== Study questions ==
**a)** For the text on immunotherapy for advanced melanoma, decide whether each statement agrees with it: (i) interferon-α2b has been shown to improve overall survival; (ii) survival rates for advanced melanoma patients remain relatively low; (iii) interferon has been shown to increase the time to disease recurrence by 23%. Answer yes or no for each, quoting the words of the text that settle it.
**b)** Carry on the text on immunotherapy for advanced melanoma, starting right after its last sentence.
Text under study START
Consensus statement from the society for immunotherapy of cancer

This review examines the evidence regarding immunotherapy in the treatment of advanced melanoma.

While early detection and surgical treatments have significantly reduced mortality rates for early stage melanoma patients, survival rates for advanced melanoma patients remain relatively low. Recent advances based on immune modulating drugs (drugs which affect the activity of the immune system and its response to cancer cells) have recently been reported.  This review analyzed evidence regarding immunotherapies in an attempt to reach broad recommendations regarding their use in the management of advanced melanoma.

Expert recommendations based on this review of the evidence state that for patients with a high risk of recurrence after surgery (such as patients with cancer that spread to the lymph nodes, with tumors greater than 4mm or with skin ulcerations), treatment with interferon-α2b (Intron-A) is recommended. Interferon has been shown to lead to a 23% increase in the time to disease recurrence, though it has not been shown to offer any benefit in overall survival. Patients with stage 3 melanoma and ulcerations may benefit from treatment with a similar interferon based drug; pegylated-interferon-α2b.
Text under study END
Material provided START
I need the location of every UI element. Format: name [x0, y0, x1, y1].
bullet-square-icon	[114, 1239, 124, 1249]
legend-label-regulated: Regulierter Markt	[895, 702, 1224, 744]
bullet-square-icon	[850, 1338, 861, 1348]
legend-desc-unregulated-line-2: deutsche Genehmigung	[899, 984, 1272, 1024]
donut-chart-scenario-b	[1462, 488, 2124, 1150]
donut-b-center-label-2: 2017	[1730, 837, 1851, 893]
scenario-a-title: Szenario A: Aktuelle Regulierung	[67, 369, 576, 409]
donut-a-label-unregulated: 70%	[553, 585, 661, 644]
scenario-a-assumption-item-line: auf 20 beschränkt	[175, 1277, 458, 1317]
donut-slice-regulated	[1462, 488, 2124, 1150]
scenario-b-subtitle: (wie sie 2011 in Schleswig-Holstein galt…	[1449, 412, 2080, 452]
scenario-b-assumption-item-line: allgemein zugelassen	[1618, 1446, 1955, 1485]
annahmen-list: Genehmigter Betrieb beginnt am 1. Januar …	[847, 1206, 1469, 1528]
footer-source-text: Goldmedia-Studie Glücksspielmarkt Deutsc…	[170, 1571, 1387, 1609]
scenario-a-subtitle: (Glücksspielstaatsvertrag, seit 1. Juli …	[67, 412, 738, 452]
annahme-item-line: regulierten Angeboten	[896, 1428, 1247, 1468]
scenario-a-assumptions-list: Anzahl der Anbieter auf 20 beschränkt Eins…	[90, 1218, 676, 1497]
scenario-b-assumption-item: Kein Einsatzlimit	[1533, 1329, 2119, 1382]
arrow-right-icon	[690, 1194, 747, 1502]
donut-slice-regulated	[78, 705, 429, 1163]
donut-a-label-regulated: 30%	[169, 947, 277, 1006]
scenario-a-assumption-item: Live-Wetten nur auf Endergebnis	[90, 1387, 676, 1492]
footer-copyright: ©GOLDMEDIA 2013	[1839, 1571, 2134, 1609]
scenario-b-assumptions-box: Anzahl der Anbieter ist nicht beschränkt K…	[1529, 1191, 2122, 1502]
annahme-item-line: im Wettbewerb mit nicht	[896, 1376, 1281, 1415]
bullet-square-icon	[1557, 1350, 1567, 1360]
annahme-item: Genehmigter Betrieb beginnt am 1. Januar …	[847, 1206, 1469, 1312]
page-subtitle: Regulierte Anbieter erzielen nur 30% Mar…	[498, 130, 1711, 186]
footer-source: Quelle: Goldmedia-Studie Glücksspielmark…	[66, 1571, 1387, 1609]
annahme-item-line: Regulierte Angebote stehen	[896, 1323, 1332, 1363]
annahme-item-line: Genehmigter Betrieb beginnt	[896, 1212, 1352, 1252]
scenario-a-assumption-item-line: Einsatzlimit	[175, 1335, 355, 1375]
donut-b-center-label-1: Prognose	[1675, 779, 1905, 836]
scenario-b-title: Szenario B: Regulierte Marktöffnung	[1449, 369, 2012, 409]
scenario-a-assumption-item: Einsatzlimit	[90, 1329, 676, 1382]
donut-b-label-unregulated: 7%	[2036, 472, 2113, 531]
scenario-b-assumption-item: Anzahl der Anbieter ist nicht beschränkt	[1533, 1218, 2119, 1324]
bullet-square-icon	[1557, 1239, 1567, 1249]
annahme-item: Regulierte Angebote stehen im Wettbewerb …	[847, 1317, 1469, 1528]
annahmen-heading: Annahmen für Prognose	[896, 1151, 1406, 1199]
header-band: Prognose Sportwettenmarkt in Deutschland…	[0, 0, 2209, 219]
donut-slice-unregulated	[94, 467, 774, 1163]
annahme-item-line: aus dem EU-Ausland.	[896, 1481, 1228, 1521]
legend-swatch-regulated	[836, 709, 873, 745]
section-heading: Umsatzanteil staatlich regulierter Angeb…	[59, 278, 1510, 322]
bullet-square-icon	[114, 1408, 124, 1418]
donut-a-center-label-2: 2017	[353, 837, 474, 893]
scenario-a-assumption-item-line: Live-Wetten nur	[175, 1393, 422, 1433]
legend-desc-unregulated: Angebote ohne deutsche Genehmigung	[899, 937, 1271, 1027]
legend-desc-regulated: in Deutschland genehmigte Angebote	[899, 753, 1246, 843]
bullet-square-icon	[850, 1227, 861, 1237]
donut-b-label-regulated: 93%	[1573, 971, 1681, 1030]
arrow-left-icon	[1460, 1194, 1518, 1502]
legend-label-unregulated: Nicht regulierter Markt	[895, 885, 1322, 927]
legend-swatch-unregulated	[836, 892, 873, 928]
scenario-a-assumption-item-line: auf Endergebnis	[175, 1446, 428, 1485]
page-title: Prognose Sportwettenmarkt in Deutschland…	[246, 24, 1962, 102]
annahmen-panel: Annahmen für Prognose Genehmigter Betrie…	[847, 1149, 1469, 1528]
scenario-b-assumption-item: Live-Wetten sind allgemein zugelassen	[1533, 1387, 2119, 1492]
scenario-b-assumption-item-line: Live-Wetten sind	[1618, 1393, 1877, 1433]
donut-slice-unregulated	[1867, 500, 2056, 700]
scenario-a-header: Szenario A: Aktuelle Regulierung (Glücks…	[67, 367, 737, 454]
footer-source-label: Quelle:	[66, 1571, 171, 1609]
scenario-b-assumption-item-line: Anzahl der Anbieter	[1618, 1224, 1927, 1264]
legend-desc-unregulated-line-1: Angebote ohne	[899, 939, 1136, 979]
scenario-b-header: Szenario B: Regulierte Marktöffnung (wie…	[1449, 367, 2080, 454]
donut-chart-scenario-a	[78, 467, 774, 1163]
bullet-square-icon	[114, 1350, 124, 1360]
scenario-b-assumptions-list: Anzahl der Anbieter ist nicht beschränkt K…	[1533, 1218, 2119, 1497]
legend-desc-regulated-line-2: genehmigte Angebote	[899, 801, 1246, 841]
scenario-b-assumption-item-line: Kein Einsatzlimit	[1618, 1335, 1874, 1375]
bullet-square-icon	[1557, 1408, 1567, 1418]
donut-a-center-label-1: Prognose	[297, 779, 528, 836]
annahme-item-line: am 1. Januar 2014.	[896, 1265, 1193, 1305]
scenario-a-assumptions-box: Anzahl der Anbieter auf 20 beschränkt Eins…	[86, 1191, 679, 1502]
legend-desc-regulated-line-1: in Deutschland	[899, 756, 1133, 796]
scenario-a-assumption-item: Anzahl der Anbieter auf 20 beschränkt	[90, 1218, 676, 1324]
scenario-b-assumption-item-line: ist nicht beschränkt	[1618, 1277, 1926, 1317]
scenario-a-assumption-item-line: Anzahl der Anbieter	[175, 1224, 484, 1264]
Material provided END
== Exercise responses ==
**a)**
(i) No: "though it has not been shown to offer any benefit in overall survival"
(ii) Yes: "survival rates for advanced melanoma patients remain relatively low"
(iii) Yes: "Interferon has been shown to lead to a 23% increase in the time to disease recurrence"

**b)**
For metastatic melanoma (melanoma that has spread to distant organs), surgical removal of the cancer, wherever it has spread to, should be performed if possible.  In addition, immunotherapy with high-dose interleukin-2 (IL-2) and ipilimumab (Yervoy) are recommended.  Studies have shown that response rates to IL-2 treatments (as measured by tumor shrinkage) are 16% to 17%. Ipilimumab has been shown to lead to a 4 month increase in the overall survival of metastatic melanoma patients.

For patients with a BRAF mutation (a mutation in the BRAF gene which may stimulate cancer cells to grow very rapidly), BRAF inhibitors such as vemurafenib (Zelburaf) are recommended to slow cancer growth and spread. Some studies have shown that vemurafenib may increase survival rates of BRAF mutated melanoma patients by up to 63%.

Immunotherapies may also lead to several adverse effects, such as immune damage to healthy organs. Interferon-α2b may often lead to depression, and patients who struggle with depression should be closely monitored or should consider other treatments.

This review concluded that immunotherapy is effective in the treatment of advanced melanoma patients.

Consult with your physician regarding the risks and benefits of immunotherapies in the treatment of melanoma.